What follows is a listing. Return every line of it exactly.

Entries supplied
-- -- --
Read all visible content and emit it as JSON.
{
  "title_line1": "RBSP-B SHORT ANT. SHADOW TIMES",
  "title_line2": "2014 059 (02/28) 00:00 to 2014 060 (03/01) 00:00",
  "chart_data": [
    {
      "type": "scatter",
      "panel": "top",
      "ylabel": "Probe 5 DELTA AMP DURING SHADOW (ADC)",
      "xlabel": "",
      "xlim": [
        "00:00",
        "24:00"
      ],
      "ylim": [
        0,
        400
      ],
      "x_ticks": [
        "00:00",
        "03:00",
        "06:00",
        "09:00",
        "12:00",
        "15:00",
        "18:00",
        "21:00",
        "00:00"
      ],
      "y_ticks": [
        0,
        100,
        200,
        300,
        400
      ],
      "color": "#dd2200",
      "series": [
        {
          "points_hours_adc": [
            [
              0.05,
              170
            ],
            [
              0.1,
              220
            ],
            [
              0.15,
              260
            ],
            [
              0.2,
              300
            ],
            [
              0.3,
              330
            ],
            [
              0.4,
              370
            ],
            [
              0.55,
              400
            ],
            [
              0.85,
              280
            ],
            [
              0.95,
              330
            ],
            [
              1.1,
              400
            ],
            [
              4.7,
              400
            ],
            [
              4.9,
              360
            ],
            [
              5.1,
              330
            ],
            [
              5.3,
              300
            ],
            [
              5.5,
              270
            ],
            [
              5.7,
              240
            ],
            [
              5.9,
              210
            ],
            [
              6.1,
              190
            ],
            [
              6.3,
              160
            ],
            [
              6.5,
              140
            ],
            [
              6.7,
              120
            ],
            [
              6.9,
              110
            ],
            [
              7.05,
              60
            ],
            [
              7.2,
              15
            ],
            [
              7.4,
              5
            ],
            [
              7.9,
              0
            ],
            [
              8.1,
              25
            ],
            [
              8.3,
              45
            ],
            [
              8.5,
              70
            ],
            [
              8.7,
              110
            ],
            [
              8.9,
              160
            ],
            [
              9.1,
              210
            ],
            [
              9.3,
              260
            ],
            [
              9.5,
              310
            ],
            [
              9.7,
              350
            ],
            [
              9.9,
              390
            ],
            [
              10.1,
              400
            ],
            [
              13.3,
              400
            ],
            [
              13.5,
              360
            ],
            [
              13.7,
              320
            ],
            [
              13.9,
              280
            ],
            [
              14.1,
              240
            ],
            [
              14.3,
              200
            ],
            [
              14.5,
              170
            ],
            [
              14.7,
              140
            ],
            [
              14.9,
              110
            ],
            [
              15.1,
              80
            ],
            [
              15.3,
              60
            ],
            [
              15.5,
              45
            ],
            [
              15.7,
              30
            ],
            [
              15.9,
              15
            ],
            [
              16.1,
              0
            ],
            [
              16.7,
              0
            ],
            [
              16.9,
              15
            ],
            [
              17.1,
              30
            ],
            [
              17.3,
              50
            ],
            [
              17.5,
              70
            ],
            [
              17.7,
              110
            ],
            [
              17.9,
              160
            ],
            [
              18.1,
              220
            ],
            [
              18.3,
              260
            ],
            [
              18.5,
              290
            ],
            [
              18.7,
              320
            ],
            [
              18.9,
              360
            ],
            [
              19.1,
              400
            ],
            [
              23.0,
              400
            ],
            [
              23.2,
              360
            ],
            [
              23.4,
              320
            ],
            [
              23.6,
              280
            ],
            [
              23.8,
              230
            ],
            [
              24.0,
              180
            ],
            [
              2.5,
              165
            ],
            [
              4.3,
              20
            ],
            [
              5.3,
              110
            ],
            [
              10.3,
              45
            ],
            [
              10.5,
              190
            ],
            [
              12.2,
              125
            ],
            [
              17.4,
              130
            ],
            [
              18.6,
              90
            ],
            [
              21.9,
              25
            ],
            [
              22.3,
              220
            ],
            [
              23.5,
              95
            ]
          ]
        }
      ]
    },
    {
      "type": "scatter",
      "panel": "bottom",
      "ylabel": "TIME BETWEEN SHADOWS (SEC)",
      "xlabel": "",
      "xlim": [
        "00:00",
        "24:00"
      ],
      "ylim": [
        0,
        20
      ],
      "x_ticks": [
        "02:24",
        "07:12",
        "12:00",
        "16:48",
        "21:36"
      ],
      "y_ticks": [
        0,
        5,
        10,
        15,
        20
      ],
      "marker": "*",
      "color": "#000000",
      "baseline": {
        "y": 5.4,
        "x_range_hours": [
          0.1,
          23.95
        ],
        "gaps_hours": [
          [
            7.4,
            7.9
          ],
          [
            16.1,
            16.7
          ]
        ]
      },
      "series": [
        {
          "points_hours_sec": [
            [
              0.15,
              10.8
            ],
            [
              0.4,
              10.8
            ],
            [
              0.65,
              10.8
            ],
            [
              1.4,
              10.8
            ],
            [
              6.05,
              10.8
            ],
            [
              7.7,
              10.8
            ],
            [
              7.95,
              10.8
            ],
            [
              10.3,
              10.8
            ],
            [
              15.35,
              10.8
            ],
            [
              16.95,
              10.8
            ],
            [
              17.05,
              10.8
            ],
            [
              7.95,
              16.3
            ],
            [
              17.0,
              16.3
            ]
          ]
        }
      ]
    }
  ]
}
-- -- --
Expected answer
Read all visible content and emit it as JSON.
{
  "title_line1": "RBSP-B SHORT ANT. SHADOW TIMES",
  "title_line2": "2014 059 (02/28) 00:00 to 2014 060 (03/01) 00:00",
  "chart_data": [
    {
      "type": "scatter",
      "panel": "top",
      "ylabel": "Probe 5 DELTA AMP DURING SHADOW (ADC)",
      "xlabel": "",
      "xlim": [
        "00:00",
        "24:00"
      ],
      "ylim": [
        0,
        400
      ],
      "x_ticks": [
        "00:00",
        "03:00",
        "06:00",
        "09:00",
        "12:00",
        "15:00",
        "18:00",
        "21:00",
        "00:00"
      ],
      "y_ticks": [
        0,
        100,
        200,
        300,
        400
      ],
      "color": "#dd2200",
      "series": [
        {
          "points_hours_adc": [
            [
              0.05,
              170
            ],
            [
              0.1,
              220
            ],
            [
              0.15,
              260
            ],
            [
              0.2,
              300
            ],
            [
              0.3,
              330
            ],
            [
              0.4,
              370
            ],
            [
              0.55,
              400
            ],
            [
              0.85,
              280
            ],
            [
              0.95,
              330
            ],
            [
              1.1,
              400
            ],
            [
              4.7,
              400
            ],
            [
              4.9,
              360
            ],
            [
              5.1,
              330
            ],
            [
              5.3,
              300
            ],
            [
              5.5,
              270
            ],
            [
              5.7,
              240
            ],
            [
              5.9,
              210
            ],
            [
              6.1,
              190
            ],
            [
              6.3,
              160
            ],
            [
              6.5,
              140
            ],
            [
              6.7,
              120
            ],
            [
              6.9,
              110
            ],
            [
              7.05,
              60
            ],
            [
              7.2,
              15
            ],
            [
              7.4,
              5
            ],
            [
              7.9,
              0
            ],
            [
              8.1,
              25
            ],
            [
              8.3,
              45
            ],
            [
              8.5,
              70
            ],
            [
              8.7,
              110
            ],
            [
              8.9,
              160
            ],
            [
              9.1,
              210
            ],
            [
              9.3,
              260
            ],
            [
              9.5,
              310
            ],
            [
              9.7,
              350
            ],
            [
              9.9,
              390
            ],
            [
              10.1,
              400
            ],
            [
              13.3,
              400
            ],
            [
              13.5,
              360
            ],
            [
              13.7,
              320
            ],
            [
              13.9,
              280
            ],
            [
              14.1,
              240
            ],
            [
              14.3,
              200
            ],
            [
              14.5,
              170
            ],
            [
              14.7,
              140
            ],
            [
              14.9,
              110
            ],
            [
              15.1,
              80
            ],
            [
              15.3,
              60
            ],
            [
              15.5,
              45
            ],
            [
              15.7,
              30
            ],
            [
              15.9,
              15
            ],
            [
              16.1,
              0
            ],
            [
              16.7,
              0
            ],
            [
              16.9,
              15
            ],
            [
              17.1,
              30
            ],
            [
              17.3,
              50
            ],
            [
              17.5,
              70
            ],
            [
              17.7,
              110
            ],
            [
              17.9,
              160
            ],
            [
              18.1,
              220
            ],
            [
              18.3,
              260
            ],
            [
              18.5,
              290
            ],
            [
              18.7,
              320
            ],
            [
              18.9,
              360
            ],
            [
              19.1,
              400
            ],
            [
              23.0,
              400
            ],
            [
              23.2,
              360
            ],
            [
              23.4,
              320
            ],
            [
              23.6,
              280
            ],
            [
              23.8,
              230
            ],
            [
              24.0,
              180
            ],
            [
              2.5,
              165
            ],
            [
              4.3,
              20
            ],
            [
              5.3,
              110
            ],
            [
              10.3,
              45
            ],
            [
              10.5,
              190
            ],
            [
              12.2,
              125
            ],
            [
              17.4,
              130
            ],
            [
              18.6,
              90
            ],
            [
              21.9,
              25
            ],
            [
              22.3,
              220
            ],
            [
              23.5,
              95
            ]
          ]
        }
      ]
    },
    {
      "type": "scatter",
      "panel": "bottom",
      "ylabel": "TIME BETWEEN SHADOWS (SEC)",
      "xlabel": "",
      "xlim": [
        "00:00",
        "24:00"
      ],
      "ylim": [
        0,
        20
      ],
      "x_ticks": [
        "02:24",
        "07:12",
        "12:00",
        "16:48",
        "21:36"
      ],
      "y_ticks": [
        0,
        5,
        10,
        15,
        20
      ],
      "marker": "*",
      "color": "#000000",
      "baseline": {
        "y": 5.4,
        "x_range_hours": [
          0.1,
          23.95
        ],
        "gaps_hours": [
          [
            7.4,
            7.9
          ],
          [
            16.1,
            16.7
          ]
        ]
      },
      "series": [
        {
          "points_hours_sec": [
            [
              0.15,
              10.8
            ],
            [
              0.4,
              10.8
            ],
            [
              0.65,
              10.8
            ],
            [
              1.4,
              10.8
            ],
            [
              6.05,
              10.8
            ],
            [
              7.7,
              10.8
            ],
            [
              7.95,
              10.8
            ],
            [
              10.3,
              10.8
            ],
            [
              15.35,
              10.8
            ],
            [
              16.95,
              10.8
            ],
            [
              17.05,
              10.8
            ],
            [
              7.95,
              16.3
            ],
            [
              17.0,
              16.3
            ]
          ]
        }
      ]
    }
  ]
}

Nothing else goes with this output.